YOUR GOAL ▸
Look for the string "logistics" in the lines and copy each line that has it.

● ● ● ● ● ● ●

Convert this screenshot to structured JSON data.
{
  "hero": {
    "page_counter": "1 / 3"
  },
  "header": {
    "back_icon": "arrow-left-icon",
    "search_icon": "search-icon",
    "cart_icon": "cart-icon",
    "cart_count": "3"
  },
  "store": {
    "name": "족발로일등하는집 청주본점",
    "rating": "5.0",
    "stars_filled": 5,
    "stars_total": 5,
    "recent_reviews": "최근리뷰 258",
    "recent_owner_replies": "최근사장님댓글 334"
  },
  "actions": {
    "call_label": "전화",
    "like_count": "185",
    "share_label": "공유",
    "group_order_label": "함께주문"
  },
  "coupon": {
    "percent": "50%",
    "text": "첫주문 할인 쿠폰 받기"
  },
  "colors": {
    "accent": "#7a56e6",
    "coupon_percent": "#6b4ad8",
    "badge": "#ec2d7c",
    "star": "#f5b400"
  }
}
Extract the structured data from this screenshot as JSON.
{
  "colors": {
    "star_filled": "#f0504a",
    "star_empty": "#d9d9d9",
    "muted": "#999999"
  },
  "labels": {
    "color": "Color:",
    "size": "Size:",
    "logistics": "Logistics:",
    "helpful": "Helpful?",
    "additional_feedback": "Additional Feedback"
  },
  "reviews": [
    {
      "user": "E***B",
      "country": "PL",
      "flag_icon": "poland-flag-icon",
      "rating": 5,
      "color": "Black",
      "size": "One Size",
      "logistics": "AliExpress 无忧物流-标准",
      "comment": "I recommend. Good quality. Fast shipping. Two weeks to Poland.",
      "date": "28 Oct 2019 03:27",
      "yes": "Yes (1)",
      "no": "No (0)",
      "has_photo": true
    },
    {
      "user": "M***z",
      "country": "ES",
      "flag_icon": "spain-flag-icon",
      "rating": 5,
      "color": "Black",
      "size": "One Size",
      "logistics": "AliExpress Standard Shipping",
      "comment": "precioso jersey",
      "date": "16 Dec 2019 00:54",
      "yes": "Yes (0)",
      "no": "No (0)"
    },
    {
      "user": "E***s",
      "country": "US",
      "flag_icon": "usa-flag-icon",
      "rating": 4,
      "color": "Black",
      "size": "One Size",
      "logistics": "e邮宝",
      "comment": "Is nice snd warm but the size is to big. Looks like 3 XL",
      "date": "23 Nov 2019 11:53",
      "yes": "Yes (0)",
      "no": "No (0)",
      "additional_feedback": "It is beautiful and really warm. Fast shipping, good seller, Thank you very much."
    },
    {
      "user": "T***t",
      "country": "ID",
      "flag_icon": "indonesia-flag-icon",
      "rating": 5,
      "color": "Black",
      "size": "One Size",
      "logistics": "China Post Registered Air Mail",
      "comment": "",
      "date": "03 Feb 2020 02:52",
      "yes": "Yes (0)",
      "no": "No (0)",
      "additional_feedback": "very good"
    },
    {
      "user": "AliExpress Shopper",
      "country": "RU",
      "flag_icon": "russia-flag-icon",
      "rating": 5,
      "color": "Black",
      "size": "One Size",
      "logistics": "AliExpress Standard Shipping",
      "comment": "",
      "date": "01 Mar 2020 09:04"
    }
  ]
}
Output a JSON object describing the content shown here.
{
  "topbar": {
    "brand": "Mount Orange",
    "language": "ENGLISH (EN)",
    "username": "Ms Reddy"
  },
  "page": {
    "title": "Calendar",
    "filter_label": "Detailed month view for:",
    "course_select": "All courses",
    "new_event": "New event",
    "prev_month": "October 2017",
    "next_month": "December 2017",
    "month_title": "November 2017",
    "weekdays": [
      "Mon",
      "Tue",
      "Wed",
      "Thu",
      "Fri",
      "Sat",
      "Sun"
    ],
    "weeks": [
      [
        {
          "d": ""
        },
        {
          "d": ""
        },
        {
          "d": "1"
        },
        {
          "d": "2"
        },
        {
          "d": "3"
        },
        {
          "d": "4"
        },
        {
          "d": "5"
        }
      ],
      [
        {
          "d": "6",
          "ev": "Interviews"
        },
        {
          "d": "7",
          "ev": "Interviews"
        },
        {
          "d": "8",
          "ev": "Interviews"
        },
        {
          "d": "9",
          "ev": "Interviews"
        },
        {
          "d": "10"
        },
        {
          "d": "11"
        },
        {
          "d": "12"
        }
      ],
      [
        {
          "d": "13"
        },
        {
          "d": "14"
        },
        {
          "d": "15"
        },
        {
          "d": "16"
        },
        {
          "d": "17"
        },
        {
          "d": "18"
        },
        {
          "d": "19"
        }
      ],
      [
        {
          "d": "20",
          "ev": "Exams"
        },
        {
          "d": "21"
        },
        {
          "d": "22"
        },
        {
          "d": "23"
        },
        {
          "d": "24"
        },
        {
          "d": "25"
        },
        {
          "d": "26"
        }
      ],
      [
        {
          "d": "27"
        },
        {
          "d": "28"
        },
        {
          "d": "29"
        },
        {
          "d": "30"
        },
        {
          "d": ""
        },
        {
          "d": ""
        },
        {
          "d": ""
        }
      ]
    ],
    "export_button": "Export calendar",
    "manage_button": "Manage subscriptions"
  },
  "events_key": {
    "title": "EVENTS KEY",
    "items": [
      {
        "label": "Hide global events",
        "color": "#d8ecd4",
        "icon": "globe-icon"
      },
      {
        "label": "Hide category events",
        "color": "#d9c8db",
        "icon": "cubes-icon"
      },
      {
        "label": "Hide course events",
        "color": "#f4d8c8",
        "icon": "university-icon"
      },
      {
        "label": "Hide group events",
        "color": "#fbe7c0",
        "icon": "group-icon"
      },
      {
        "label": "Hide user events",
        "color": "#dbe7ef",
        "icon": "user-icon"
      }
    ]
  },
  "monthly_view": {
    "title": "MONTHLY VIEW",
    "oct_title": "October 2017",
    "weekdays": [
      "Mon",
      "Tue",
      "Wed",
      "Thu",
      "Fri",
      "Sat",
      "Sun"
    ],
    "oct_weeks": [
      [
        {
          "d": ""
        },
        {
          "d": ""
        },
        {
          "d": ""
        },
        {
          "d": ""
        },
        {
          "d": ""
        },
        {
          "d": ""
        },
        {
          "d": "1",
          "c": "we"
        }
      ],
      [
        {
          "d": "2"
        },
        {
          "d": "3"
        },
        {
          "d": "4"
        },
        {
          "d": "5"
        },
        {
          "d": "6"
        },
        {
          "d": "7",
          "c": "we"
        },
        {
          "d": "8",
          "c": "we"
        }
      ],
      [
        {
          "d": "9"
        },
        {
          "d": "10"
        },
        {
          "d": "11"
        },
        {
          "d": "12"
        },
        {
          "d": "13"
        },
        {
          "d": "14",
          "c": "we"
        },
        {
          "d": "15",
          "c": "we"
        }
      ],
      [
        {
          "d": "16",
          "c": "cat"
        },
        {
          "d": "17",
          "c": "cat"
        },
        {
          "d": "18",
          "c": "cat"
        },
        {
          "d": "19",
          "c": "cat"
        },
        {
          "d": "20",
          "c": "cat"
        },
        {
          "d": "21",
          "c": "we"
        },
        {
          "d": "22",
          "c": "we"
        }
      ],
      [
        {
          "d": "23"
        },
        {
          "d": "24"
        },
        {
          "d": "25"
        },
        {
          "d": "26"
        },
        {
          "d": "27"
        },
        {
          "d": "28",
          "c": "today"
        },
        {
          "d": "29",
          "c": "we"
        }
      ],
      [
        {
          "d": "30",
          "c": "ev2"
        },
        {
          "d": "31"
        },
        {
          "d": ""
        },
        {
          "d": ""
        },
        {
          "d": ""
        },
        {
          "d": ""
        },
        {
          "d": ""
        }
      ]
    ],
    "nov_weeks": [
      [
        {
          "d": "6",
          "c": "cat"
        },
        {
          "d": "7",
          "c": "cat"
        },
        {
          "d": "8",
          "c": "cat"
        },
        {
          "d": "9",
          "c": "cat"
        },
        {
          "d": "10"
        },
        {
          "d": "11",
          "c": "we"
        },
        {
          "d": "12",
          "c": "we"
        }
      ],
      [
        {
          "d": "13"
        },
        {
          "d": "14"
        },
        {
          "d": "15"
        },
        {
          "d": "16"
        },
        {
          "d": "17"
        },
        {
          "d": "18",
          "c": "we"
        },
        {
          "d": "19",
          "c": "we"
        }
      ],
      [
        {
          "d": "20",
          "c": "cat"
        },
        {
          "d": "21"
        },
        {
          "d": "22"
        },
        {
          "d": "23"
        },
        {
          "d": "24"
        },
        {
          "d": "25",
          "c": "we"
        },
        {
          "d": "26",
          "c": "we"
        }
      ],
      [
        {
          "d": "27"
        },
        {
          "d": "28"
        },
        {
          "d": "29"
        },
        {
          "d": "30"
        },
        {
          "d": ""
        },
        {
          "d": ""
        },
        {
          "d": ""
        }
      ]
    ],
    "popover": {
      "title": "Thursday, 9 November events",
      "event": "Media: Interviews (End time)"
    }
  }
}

● ● ● ● ● ● ●

SOLUTION FOR THIS TASK ▸
    "logistics": "Logistics:",
      "logistics": "AliExpress 无忧物流-标准",
      "logistics": "AliExpress Standard Shipping",
      "logistics": "e邮宝",
      "logistics": "China Post Registered Air Mail",
      "logistics": "AliExpress Standard Shipping",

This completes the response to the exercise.